Task prompt:
Spot each line that carries the word "TempInt"; copy those lines.

Record set:
────

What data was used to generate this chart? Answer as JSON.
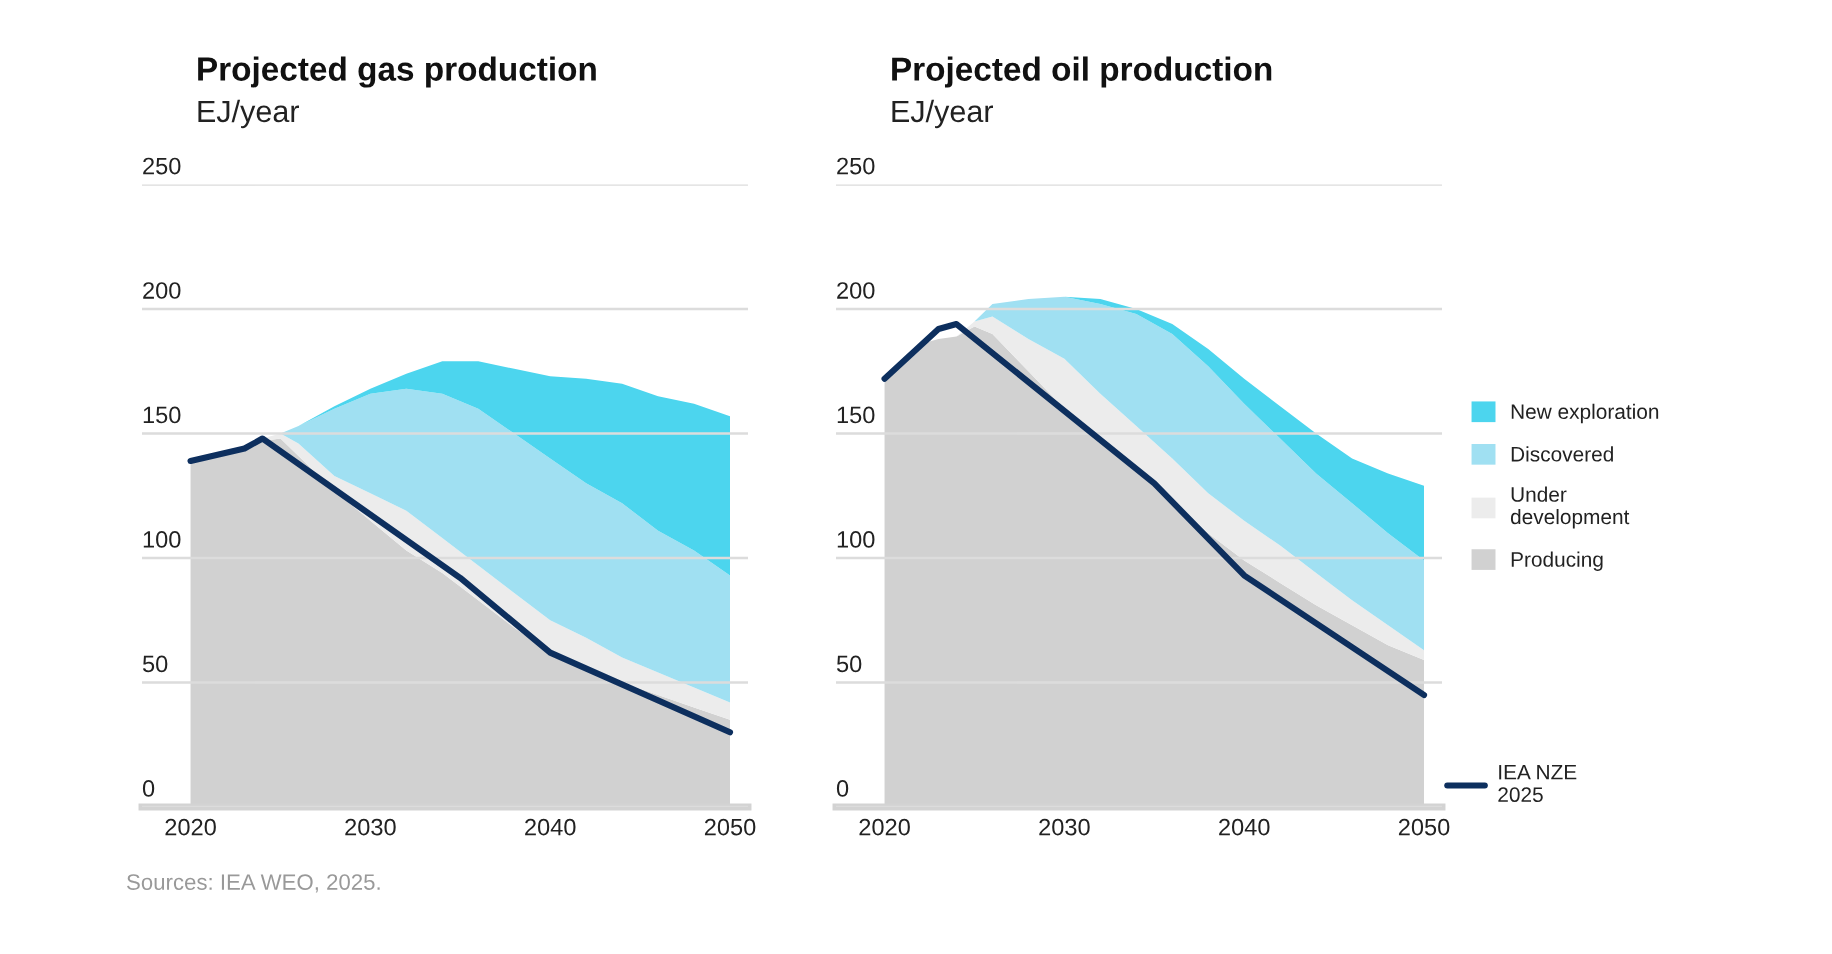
{
  "chart_data": [
    {
      "type": "area",
      "title": "Projected gas production",
      "subtitle": "EJ/year",
      "stacked": true,
      "x": [
        2020,
        2022,
        2023,
        2024,
        2025,
        2026,
        2028,
        2030,
        2032,
        2034,
        2036,
        2038,
        2040,
        2042,
        2044,
        2046,
        2048,
        2050
      ],
      "xlim": [
        2017.3,
        2051
      ],
      "xticks": [
        2020,
        2030,
        2040,
        2050
      ],
      "ylim": [
        0,
        250
      ],
      "yticks": [
        0,
        50,
        100,
        150,
        200,
        250
      ],
      "grid": "y",
      "series": [
        {
          "color": "#d1d1d1",
          "values": [
            138,
            143,
            144,
            147,
            148,
            141,
            127,
            115,
            103,
            94,
            83,
            72,
            62,
            56,
            50,
            45,
            40,
            35
          ]
        },
        {
          "color": "#ececec",
          "values": [
            0,
            0,
            0,
            1,
            2,
            5,
            6,
            11,
            16,
            14,
            14,
            14,
            13,
            12,
            10,
            9,
            8,
            7
          ]
        },
        {
          "color": "#a0e0f2",
          "values": [
            0,
            0,
            0,
            0,
            0,
            7,
            27,
            40,
            49,
            58,
            63,
            64,
            65,
            62,
            62,
            57,
            55,
            51
          ]
        },
        {
          "color": "#4cd5ee",
          "values": [
            0,
            0,
            0,
            0,
            0,
            0,
            1,
            2,
            6,
            13,
            19,
            26,
            33,
            42,
            48,
            54,
            59,
            64
          ]
        },
        {
          "type": "line",
          "color": "#0d2f5e",
          "x": [
            2020,
            2023,
            2024,
            2035,
            2040,
            2050
          ],
          "values": [
            139,
            144,
            148,
            92,
            62,
            30
          ]
        }
      ],
      "annotations": [
        "Sources: IEA WEO, 2025."
      ]
    },
    {
      "type": "area",
      "title": "Projected oil production",
      "subtitle": "EJ/year",
      "stacked": true,
      "x": [
        2020,
        2022,
        2023,
        2024,
        2025,
        2026,
        2028,
        2030,
        2032,
        2034,
        2036,
        2038,
        2040,
        2042,
        2044,
        2046,
        2048,
        2050
      ],
      "xlim": [
        2017.3,
        2051
      ],
      "xticks": [
        2020,
        2030,
        2040,
        2050
      ],
      "ylim": [
        0,
        250
      ],
      "yticks": [
        0,
        50,
        100,
        150,
        200,
        250
      ],
      "grid": "y",
      "legend": "right",
      "series": [
        {
          "name": "Producing",
          "color": "#d1d1d1",
          "values": [
            172,
            186,
            188,
            189,
            193,
            190,
            175,
            160,
            148,
            136,
            123,
            110,
            99,
            90,
            81,
            73,
            65,
            59
          ]
        },
        {
          "name": "Under\ndevelopment",
          "color": "#ececec",
          "values": [
            0,
            0,
            0,
            0,
            2,
            7,
            13,
            20,
            18,
            17,
            17,
            16,
            16,
            15,
            13,
            10,
            8,
            4
          ]
        },
        {
          "name": "Discovered",
          "color": "#a0e0f2",
          "values": [
            0,
            0,
            0,
            0,
            0,
            5,
            16,
            25,
            36,
            45,
            50,
            51,
            47,
            43,
            40,
            39,
            37,
            36
          ]
        },
        {
          "name": "New exploration",
          "color": "#4cd5ee",
          "values": [
            0,
            0,
            0,
            0,
            0,
            0,
            0,
            0,
            2,
            2,
            4,
            7,
            10,
            13,
            16,
            18,
            24,
            30
          ]
        },
        {
          "type": "line",
          "name": "IEA NZE\n2025",
          "color": "#0d2f5e",
          "x": [
            2020,
            2023,
            2024,
            2035,
            2040,
            2050
          ],
          "values": [
            172,
            192,
            194,
            130,
            93,
            45
          ]
        }
      ]
    }
  ]
}
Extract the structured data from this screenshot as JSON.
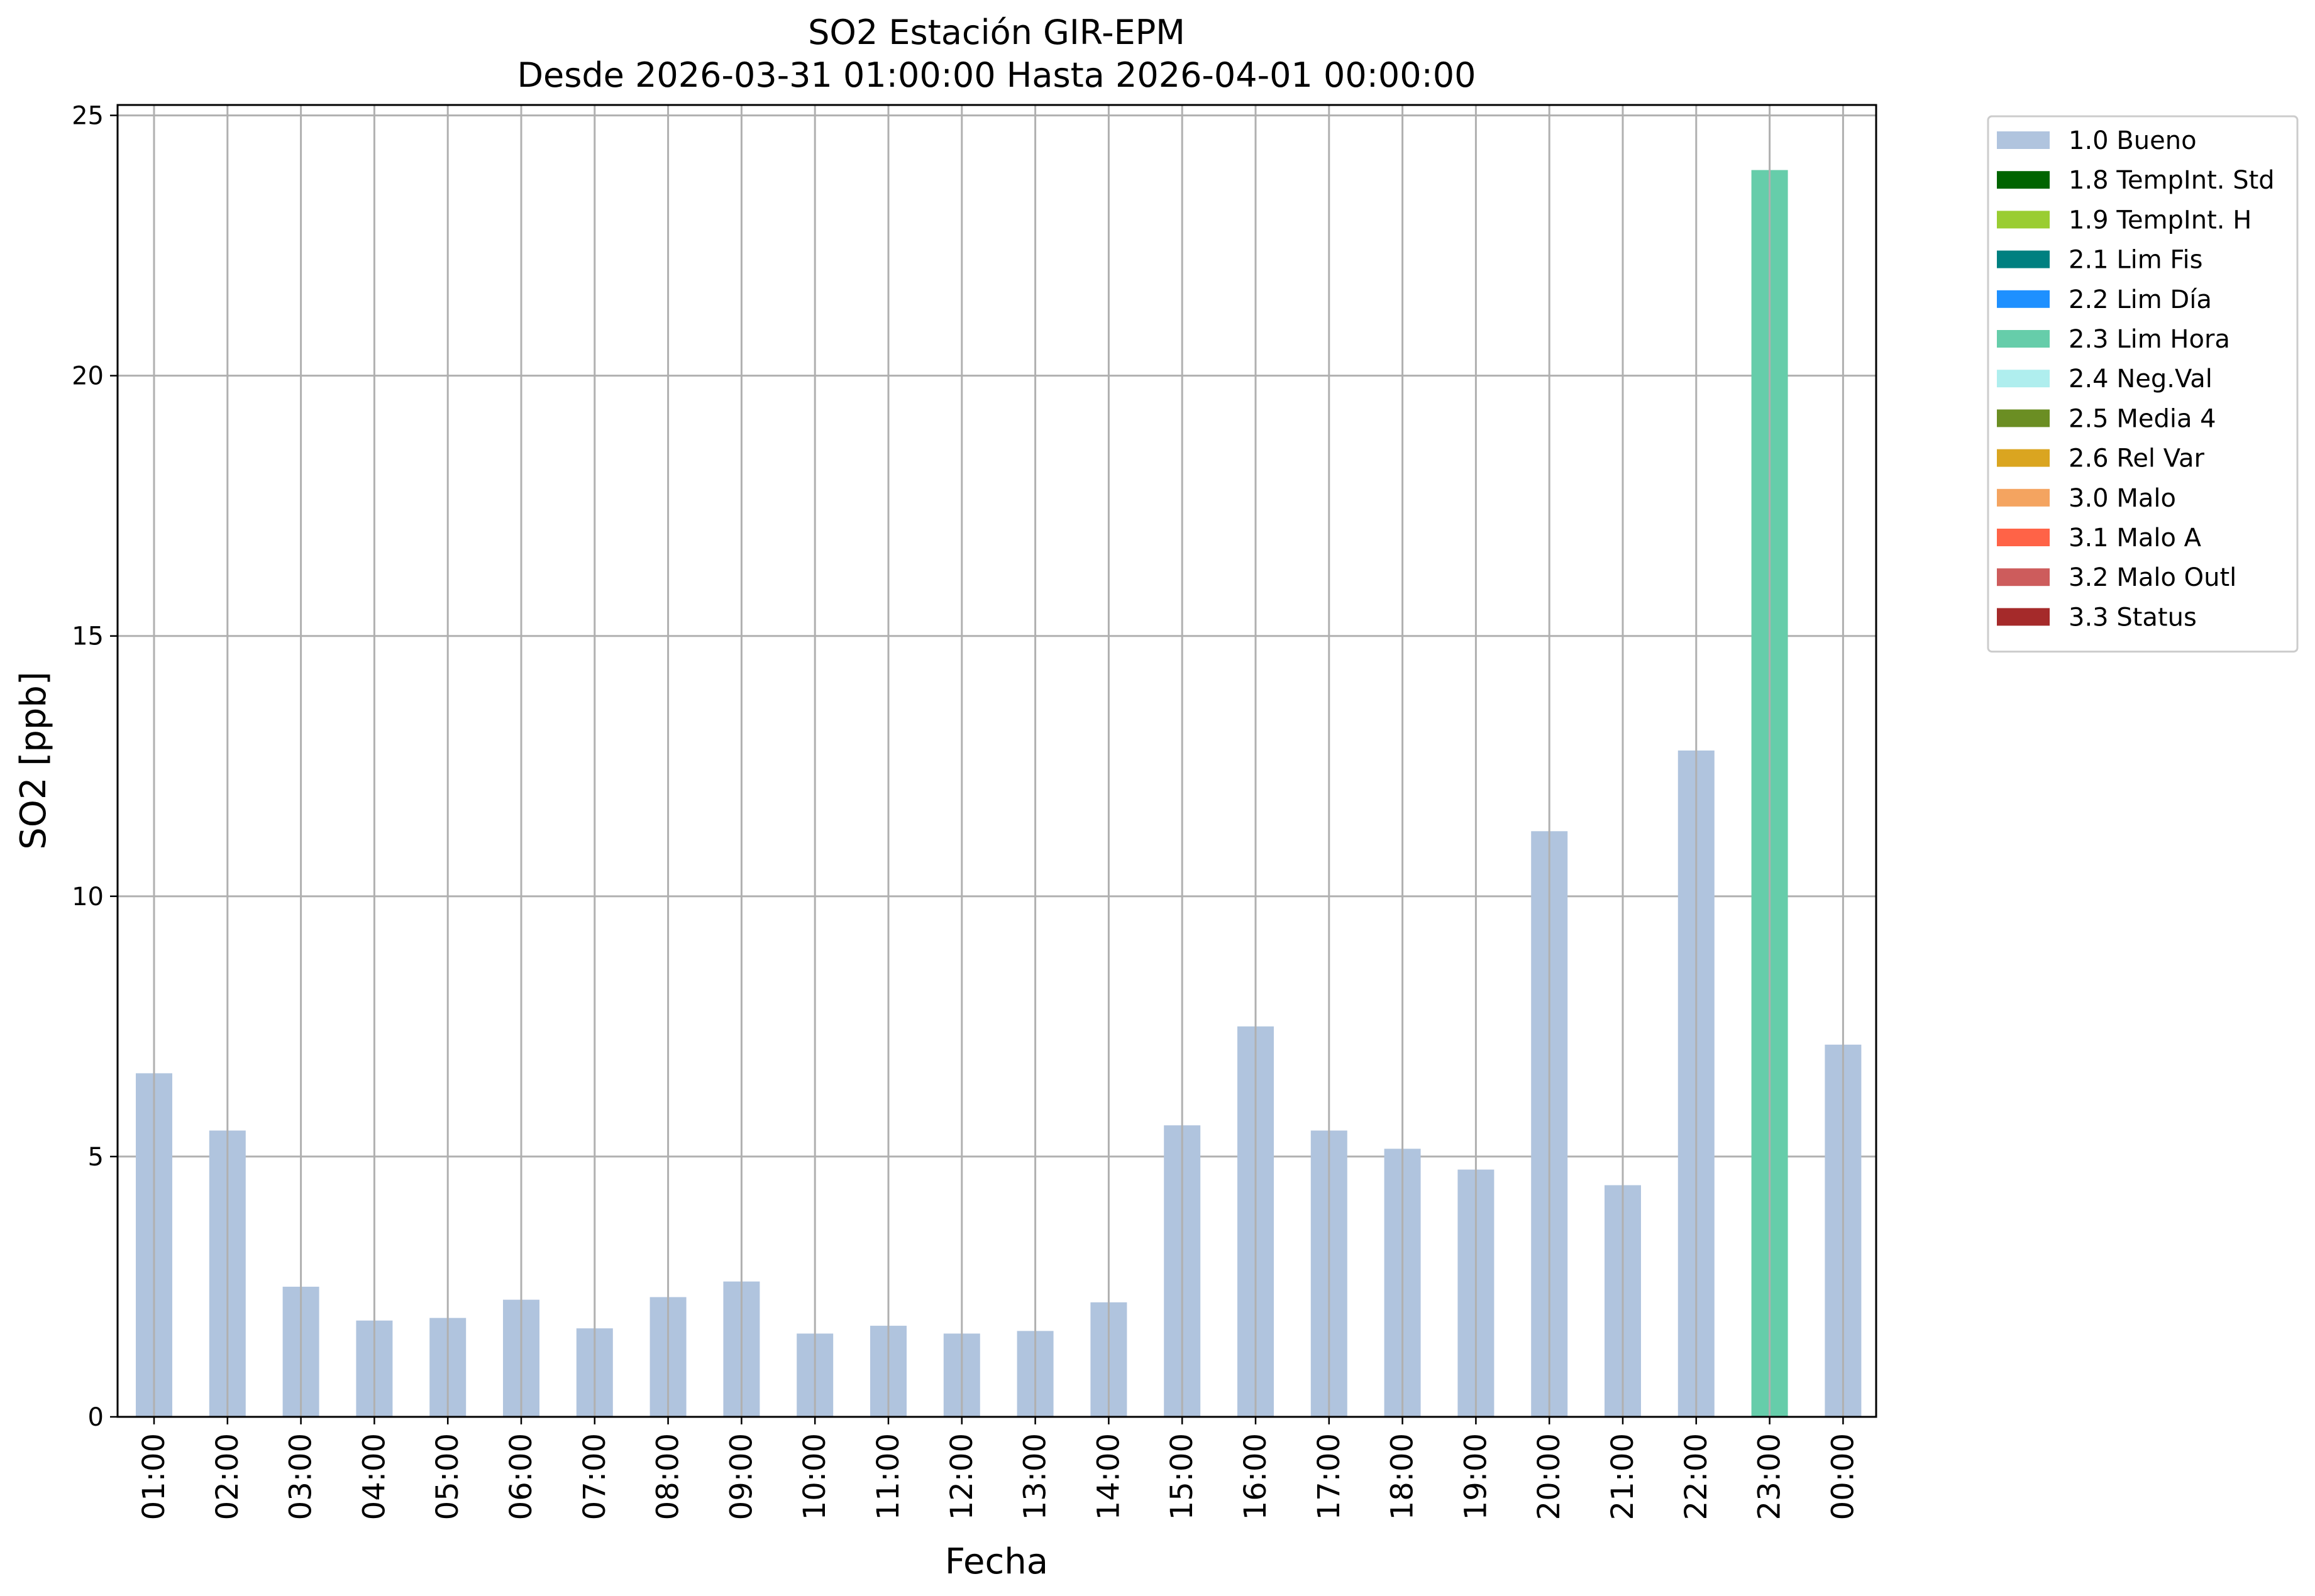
{
  "chart_data": {
    "type": "bar",
    "title": "SO2 Estación GIR-EPM",
    "subtitle": "Desde 2026-03-31 01:00:00 Hasta 2026-04-01 00:00:00",
    "xlabel": "Fecha",
    "ylabel": "SO2 [ppb]",
    "ylim": [
      0,
      25.2
    ],
    "yticks": [
      "0",
      "5",
      "10",
      "15",
      "20",
      "25"
    ],
    "grid": true,
    "legend_position": "outside-top-right",
    "categories": [
      "01:00",
      "02:00",
      "03:00",
      "04:00",
      "05:00",
      "06:00",
      "07:00",
      "08:00",
      "09:00",
      "10:00",
      "11:00",
      "12:00",
      "13:00",
      "14:00",
      "15:00",
      "16:00",
      "17:00",
      "18:00",
      "19:00",
      "20:00",
      "21:00",
      "22:00",
      "23:00",
      "00:00"
    ],
    "values": [
      6.6,
      5.5,
      2.5,
      1.85,
      1.9,
      2.25,
      1.7,
      2.3,
      2.6,
      1.6,
      1.75,
      1.6,
      1.65,
      2.2,
      5.6,
      7.5,
      5.5,
      5.15,
      4.75,
      11.25,
      4.45,
      12.8,
      23.95,
      7.15
    ],
    "flags": [
      "1.0",
      "1.0",
      "1.0",
      "1.0",
      "1.0",
      "1.0",
      "1.0",
      "1.0",
      "1.0",
      "1.0",
      "1.0",
      "1.0",
      "1.0",
      "1.0",
      "1.0",
      "1.0",
      "1.0",
      "1.0",
      "1.0",
      "1.0",
      "1.0",
      "1.0",
      "2.3",
      "1.0"
    ],
    "legend": [
      {
        "code": "1.0",
        "label": "1.0 Bueno",
        "color": "#b0c4de"
      },
      {
        "code": "1.8",
        "label": "1.8 TempInt. Std",
        "color": "#006400"
      },
      {
        "code": "1.9",
        "label": "1.9 TempInt. H",
        "color": "#9acd32"
      },
      {
        "code": "2.1",
        "label": "2.1 Lim Fis",
        "color": "#008080"
      },
      {
        "code": "2.2",
        "label": "2.2 Lim Día",
        "color": "#1e90ff"
      },
      {
        "code": "2.3",
        "label": "2.3 Lim Hora",
        "color": "#66cdaa"
      },
      {
        "code": "2.4",
        "label": "2.4 Neg.Val",
        "color": "#afeeee"
      },
      {
        "code": "2.5",
        "label": "2.5 Media 4",
        "color": "#6b8e23"
      },
      {
        "code": "2.6",
        "label": "2.6 Rel Var",
        "color": "#daa520"
      },
      {
        "code": "3.0",
        "label": "3.0 Malo",
        "color": "#f4a460"
      },
      {
        "code": "3.1",
        "label": "3.1 Malo A",
        "color": "#ff6347"
      },
      {
        "code": "3.2",
        "label": "3.2 Malo Outl",
        "color": "#cd5c5c"
      },
      {
        "code": "3.3",
        "label": "3.3 Status",
        "color": "#a52a2a"
      }
    ]
  }
}
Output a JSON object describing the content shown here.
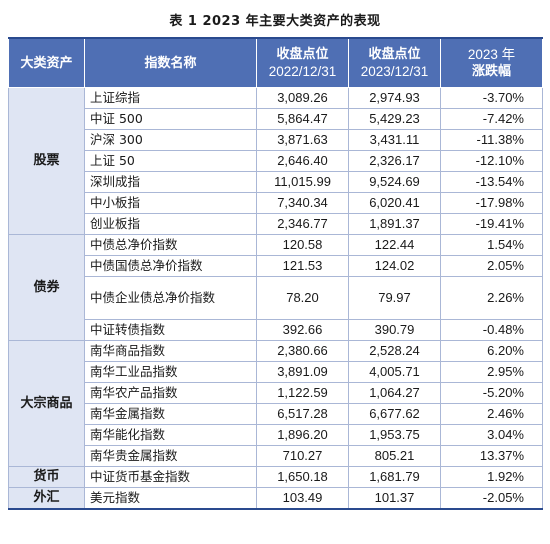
{
  "title": "表 1   2023 年主要大类资产的表现",
  "headers": {
    "asset_class": "大类资产",
    "index_name": "指数名称",
    "close_2022_line1": "收盘点位",
    "close_2022_line2": "2022/12/31",
    "close_2023_line1": "收盘点位",
    "close_2023_line2": "2023/12/31",
    "change_line1": "2023 年",
    "change_line2": "涨跌幅"
  },
  "groups": [
    {
      "category": "股票",
      "rows": [
        {
          "name": "上证综指",
          "close_2022": "3,089.26",
          "close_2023": "2,974.93",
          "change": "-3.70%"
        },
        {
          "name": "中证 500",
          "close_2022": "5,864.47",
          "close_2023": "5,429.23",
          "change": "-7.42%"
        },
        {
          "name": "沪深 300",
          "close_2022": "3,871.63",
          "close_2023": "3,431.11",
          "change": "-11.38%"
        },
        {
          "name": "上证 50",
          "close_2022": "2,646.40",
          "close_2023": "2,326.17",
          "change": "-12.10%"
        },
        {
          "name": "深圳成指",
          "close_2022": "11,015.99",
          "close_2023": "9,524.69",
          "change": "-13.54%"
        },
        {
          "name": "中小板指",
          "close_2022": "7,340.34",
          "close_2023": "6,020.41",
          "change": "-17.98%"
        },
        {
          "name": "创业板指",
          "close_2022": "2,346.77",
          "close_2023": "1,891.37",
          "change": "-19.41%"
        }
      ]
    },
    {
      "category": "债券",
      "rows": [
        {
          "name": "中债总净价指数",
          "close_2022": "120.58",
          "close_2023": "122.44",
          "change": "1.54%"
        },
        {
          "name": "中债国债总净价指数",
          "close_2022": "121.53",
          "close_2023": "124.02",
          "change": "2.05%"
        },
        {
          "name": "中债企业债总净价指数",
          "close_2022": "78.20",
          "close_2023": "79.97",
          "change": "2.26%"
        },
        {
          "name": "中证转债指数",
          "close_2022": "392.66",
          "close_2023": "390.79",
          "change": "-0.48%"
        }
      ]
    },
    {
      "category": "大宗商品",
      "rows": [
        {
          "name": "南华商品指数",
          "close_2022": "2,380.66",
          "close_2023": "2,528.24",
          "change": "6.20%"
        },
        {
          "name": "南华工业品指数",
          "close_2022": "3,891.09",
          "close_2023": "4,005.71",
          "change": "2.95%"
        },
        {
          "name": "南华农产品指数",
          "close_2022": "1,122.59",
          "close_2023": "1,064.27",
          "change": "-5.20%"
        },
        {
          "name": "南华金属指数",
          "close_2022": "6,517.28",
          "close_2023": "6,677.62",
          "change": "2.46%"
        },
        {
          "name": "南华能化指数",
          "close_2022": "1,896.20",
          "close_2023": "1,953.75",
          "change": "3.04%"
        },
        {
          "name": "南华贵金属指数",
          "close_2022": "710.27",
          "close_2023": "805.21",
          "change": "13.37%"
        }
      ]
    },
    {
      "category": "货币",
      "rows": [
        {
          "name": "中证货币基金指数",
          "close_2022": "1,650.18",
          "close_2023": "1,681.79",
          "change": "1.92%"
        }
      ]
    },
    {
      "category": "外汇",
      "rows": [
        {
          "name": "美元指数",
          "close_2022": "103.49",
          "close_2023": "101.37",
          "change": "-2.05%"
        }
      ]
    }
  ]
}
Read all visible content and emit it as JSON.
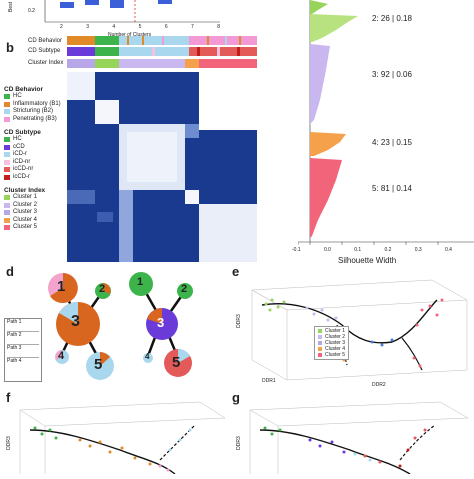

────

Answer below:
        "label": "1.8 TempInt. Std",
        "label": "1.9 TempInt. H",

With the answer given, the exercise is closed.